» **YOUR TASK**: Copy every line, leaving nothing out and adding nothing.

» **MATERIAL FOR THIS TASK**:
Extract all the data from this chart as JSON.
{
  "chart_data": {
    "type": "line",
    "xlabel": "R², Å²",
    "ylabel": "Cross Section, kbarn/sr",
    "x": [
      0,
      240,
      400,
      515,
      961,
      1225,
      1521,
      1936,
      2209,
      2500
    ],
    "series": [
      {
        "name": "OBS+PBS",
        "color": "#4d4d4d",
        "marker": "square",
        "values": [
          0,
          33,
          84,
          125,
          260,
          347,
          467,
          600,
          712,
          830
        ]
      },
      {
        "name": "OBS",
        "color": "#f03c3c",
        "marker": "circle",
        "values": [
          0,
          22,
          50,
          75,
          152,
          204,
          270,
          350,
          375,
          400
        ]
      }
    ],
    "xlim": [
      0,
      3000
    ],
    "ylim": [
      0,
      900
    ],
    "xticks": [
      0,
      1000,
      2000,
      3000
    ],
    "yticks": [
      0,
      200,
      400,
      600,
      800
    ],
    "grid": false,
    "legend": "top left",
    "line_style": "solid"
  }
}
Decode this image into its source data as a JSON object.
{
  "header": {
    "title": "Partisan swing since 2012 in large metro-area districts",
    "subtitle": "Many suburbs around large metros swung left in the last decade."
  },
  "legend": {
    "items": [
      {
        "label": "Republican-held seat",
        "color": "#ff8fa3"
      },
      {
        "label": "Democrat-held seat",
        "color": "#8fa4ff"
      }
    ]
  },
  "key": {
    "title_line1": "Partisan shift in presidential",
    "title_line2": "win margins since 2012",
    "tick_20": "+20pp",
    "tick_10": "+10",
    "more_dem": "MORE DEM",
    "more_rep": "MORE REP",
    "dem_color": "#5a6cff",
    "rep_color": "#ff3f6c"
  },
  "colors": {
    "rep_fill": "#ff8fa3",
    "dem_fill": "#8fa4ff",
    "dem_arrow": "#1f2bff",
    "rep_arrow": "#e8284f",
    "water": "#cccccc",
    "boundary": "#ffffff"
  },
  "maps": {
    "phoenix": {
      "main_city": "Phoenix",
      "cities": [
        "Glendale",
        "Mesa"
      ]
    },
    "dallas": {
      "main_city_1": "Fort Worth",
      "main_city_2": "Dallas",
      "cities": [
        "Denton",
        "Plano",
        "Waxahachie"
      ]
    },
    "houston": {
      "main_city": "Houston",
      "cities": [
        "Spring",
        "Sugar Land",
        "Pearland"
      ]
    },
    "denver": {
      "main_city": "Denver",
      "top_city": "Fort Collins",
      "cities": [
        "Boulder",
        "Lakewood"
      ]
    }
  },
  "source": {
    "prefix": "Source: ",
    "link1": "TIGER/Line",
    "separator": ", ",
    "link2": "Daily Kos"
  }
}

» **FINAL RESULT**:
Extract all the data from this chart as JSON.
{
  "chart_data": {
    "type": "line",
    "xlabel": "R², Å²",
    "ylabel": "Cross Section, kbarn/sr",
    "x": [
      0,
      240,
      400,
      515,
      961,
      1225,
      1521,
      1936,
      2209,
      2500
    ],
    "series": [
      {
        "name": "OBS+PBS",
        "color": "#4d4d4d",
        "marker": "square",
        "values": [
          0,
          33,
          84,
          125,
          260,
          347,
          467,
          600,
          712,
          830
        ]
      },
      {
        "name": "OBS",
        "color": "#f03c3c",
        "marker": "circle",
        "values": [
          0,
          22,
          50,
          75,
          152,
          204,
          270,
          350,
          375,
          400
        ]
      }
    ],
    "xlim": [
      0,
      3000
    ],
    "ylim": [
      0,
      900
    ],
    "xticks": [
      0,
      1000,
      2000,
      3000
    ],
    "yticks": [
      0,
      200,
      400,
      600,
      800
    ],
    "grid": false,
    "legend": "top left",
    "line_style": "solid"
  }
}
Decode this image into its source data as a JSON object.
{
  "header": {
    "title": "Partisan swing since 2012 in large metro-area districts",
    "subtitle": "Many suburbs around large metros swung left in the last decade."
  },
  "legend": {
    "items": [
      {
        "label": "Republican-held seat",
        "color": "#ff8fa3"
      },
      {
        "label": "Democrat-held seat",
        "color": "#8fa4ff"
      }
    ]
  },
  "key": {
    "title_line1": "Partisan shift in presidential",
    "title_line2": "win margins since 2012",
    "tick_20": "+20pp",
    "tick_10": "+10",
    "more_dem": "MORE DEM",
    "more_rep": "MORE REP",
    "dem_color": "#5a6cff",
    "rep_color": "#ff3f6c"
  },
  "colors": {
    "rep_fill": "#ff8fa3",
    "dem_fill": "#8fa4ff",
    "dem_arrow": "#1f2bff",
    "rep_arrow": "#e8284f",
    "water": "#cccccc",
    "boundary": "#ffffff"
  },
  "maps": {
    "phoenix": {
      "main_city": "Phoenix",
      "cities": [
        "Glendale",
        "Mesa"
      ]
    },
    "dallas": {
      "main_city_1": "Fort Worth",
      "main_city_2": "Dallas",
      "cities": [
        "Denton",
        "Plano",
        "Waxahachie"
      ]
    },
    "houston": {
      "main_city": "Houston",
      "cities": [
        "Spring",
        "Sugar Land",
        "Pearland"
      ]
    },
    "denver": {
      "main_city": "Denver",
      "top_city": "Fort Collins",
      "cities": [
        "Boulder",
        "Lakewood"
      ]
    }
  },
  "source": {
    "prefix": "Source: ",
    "link1": "TIGER/Line",
    "separator": ", ",
    "link2": "Daily Kos"
  }
}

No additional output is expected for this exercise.